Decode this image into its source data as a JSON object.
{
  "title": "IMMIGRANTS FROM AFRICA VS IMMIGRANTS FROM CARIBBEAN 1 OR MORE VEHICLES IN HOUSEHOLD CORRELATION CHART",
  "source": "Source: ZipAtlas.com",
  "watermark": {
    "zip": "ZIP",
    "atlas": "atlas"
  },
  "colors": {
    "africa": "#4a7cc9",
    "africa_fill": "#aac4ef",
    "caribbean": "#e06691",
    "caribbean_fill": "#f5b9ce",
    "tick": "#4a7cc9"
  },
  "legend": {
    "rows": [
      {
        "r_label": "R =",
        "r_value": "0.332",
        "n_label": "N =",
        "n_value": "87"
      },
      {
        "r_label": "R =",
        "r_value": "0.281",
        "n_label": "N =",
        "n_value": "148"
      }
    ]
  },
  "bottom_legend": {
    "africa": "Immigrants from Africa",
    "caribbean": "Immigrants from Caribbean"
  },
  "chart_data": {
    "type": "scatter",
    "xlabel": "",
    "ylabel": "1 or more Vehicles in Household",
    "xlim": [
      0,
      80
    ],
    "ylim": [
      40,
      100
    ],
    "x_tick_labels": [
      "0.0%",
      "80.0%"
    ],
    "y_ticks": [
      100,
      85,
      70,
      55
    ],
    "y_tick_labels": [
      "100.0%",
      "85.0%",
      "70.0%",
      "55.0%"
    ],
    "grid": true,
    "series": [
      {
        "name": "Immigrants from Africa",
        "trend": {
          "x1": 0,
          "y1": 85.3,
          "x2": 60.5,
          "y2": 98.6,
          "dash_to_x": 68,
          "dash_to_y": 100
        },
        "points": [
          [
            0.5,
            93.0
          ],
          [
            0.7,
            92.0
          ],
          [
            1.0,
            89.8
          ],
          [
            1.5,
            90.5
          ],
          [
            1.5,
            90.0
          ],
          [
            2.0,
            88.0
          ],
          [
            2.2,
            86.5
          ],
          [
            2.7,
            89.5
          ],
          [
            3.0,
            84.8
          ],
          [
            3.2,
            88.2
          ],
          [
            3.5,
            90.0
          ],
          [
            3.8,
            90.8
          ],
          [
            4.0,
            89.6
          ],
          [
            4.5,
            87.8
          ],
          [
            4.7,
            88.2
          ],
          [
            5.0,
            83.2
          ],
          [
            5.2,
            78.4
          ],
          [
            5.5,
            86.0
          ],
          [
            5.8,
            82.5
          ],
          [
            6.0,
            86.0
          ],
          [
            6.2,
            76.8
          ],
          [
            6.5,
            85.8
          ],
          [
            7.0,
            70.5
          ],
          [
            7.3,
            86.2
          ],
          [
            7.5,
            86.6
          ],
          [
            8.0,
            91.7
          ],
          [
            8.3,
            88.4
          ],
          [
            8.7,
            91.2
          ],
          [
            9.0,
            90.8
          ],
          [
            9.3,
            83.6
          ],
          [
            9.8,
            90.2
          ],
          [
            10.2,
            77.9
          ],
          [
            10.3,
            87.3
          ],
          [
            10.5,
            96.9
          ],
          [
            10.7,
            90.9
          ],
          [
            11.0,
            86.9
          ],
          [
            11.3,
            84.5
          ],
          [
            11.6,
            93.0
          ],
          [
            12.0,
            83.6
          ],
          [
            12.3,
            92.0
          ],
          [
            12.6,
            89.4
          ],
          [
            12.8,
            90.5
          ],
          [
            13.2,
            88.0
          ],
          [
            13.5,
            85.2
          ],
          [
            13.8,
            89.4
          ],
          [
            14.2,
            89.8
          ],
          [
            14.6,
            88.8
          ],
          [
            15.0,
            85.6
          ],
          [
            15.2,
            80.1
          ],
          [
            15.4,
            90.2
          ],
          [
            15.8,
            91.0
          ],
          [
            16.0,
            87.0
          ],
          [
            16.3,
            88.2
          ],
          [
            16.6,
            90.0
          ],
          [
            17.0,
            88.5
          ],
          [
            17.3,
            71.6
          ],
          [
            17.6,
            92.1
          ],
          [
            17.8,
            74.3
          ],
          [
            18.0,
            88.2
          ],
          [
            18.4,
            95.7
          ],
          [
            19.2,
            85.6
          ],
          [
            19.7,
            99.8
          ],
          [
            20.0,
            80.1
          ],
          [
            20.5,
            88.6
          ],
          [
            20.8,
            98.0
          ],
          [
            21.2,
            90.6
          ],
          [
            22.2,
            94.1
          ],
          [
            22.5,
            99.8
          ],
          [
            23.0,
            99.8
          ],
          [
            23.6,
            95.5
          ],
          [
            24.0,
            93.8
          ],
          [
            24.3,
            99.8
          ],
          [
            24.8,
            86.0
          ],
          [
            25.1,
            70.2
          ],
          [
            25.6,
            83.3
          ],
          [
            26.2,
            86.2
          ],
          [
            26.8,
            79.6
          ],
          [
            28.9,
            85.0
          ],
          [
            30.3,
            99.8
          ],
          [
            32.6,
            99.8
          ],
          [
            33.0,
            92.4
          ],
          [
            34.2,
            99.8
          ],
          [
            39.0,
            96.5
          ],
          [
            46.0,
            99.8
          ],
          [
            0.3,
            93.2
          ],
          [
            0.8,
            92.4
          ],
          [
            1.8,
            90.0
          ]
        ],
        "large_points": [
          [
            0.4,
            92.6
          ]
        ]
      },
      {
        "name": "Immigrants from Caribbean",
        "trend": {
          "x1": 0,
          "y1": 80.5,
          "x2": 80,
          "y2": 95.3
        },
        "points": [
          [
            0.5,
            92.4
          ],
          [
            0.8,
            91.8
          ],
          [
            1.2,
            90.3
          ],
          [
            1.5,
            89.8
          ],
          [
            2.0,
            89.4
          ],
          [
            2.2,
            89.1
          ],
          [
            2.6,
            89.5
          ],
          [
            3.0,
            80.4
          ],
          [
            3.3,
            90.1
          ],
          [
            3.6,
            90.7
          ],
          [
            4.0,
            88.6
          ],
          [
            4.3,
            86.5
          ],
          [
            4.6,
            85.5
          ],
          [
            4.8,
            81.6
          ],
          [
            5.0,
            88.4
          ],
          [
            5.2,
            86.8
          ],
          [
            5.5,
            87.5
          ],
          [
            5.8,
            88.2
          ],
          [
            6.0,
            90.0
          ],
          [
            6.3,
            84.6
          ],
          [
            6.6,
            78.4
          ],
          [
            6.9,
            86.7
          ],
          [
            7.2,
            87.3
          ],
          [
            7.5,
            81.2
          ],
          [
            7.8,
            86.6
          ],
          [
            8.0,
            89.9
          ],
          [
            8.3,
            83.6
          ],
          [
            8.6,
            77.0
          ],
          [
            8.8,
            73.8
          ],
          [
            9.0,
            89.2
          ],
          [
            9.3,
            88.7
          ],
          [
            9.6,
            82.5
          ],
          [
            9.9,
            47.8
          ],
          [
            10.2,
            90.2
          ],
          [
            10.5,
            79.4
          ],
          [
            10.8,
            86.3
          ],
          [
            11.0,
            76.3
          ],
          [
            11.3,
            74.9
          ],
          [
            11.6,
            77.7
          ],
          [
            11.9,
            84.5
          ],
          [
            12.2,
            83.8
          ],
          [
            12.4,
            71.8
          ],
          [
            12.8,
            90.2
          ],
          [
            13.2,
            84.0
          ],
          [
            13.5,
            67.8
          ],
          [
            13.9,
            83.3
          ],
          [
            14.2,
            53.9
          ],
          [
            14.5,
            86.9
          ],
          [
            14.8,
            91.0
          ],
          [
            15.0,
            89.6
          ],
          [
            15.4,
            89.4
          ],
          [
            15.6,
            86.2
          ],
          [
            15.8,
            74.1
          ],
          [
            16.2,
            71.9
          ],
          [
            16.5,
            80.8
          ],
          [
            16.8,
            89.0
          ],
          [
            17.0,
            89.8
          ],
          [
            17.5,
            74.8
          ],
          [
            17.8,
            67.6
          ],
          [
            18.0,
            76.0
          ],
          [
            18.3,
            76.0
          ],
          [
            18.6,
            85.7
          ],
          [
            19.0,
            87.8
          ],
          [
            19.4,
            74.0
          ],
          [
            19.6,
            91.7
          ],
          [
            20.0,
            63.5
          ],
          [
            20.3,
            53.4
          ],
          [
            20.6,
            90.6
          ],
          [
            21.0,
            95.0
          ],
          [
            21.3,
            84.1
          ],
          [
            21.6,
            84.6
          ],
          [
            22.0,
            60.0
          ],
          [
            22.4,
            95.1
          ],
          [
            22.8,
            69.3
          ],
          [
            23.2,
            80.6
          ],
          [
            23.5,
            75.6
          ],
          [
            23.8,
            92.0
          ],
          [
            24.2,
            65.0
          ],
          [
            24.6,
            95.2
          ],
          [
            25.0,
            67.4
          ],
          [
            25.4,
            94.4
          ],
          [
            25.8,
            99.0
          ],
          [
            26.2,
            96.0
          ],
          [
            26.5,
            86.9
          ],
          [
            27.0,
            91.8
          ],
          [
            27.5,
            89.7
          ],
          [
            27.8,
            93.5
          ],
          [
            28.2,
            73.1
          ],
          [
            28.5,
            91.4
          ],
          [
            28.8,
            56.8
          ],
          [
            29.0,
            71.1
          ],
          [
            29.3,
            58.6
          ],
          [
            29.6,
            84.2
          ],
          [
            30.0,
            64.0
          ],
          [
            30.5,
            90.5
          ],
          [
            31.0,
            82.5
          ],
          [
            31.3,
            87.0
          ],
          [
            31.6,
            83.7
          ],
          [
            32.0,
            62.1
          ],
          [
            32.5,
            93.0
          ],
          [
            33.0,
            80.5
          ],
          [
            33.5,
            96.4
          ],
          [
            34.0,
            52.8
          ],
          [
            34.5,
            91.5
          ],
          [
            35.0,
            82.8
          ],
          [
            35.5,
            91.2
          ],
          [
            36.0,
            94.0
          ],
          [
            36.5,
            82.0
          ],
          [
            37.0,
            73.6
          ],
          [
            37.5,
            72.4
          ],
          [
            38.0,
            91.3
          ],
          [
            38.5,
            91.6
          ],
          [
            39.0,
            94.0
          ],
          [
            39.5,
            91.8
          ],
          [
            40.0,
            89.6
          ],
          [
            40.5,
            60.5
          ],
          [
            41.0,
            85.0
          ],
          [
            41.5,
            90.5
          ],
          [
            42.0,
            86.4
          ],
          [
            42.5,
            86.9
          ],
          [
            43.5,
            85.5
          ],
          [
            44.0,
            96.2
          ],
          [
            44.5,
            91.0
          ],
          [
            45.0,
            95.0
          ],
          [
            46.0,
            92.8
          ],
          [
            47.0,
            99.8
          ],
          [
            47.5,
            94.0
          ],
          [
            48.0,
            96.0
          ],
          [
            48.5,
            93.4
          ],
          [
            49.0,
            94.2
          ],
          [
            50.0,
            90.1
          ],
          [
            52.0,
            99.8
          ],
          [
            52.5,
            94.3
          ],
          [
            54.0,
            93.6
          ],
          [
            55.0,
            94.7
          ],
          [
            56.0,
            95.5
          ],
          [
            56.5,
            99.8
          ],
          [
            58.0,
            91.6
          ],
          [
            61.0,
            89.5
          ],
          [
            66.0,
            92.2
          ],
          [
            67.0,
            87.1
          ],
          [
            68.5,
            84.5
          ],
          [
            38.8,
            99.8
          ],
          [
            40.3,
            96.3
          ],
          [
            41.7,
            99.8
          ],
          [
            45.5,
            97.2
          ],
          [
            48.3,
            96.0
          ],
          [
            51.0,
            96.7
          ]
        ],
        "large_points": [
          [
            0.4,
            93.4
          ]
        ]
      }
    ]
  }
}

■ Task description ■
Across the material above, how many lines include the string "source"? Only the number is wanted.

■ Reply to the task ■
2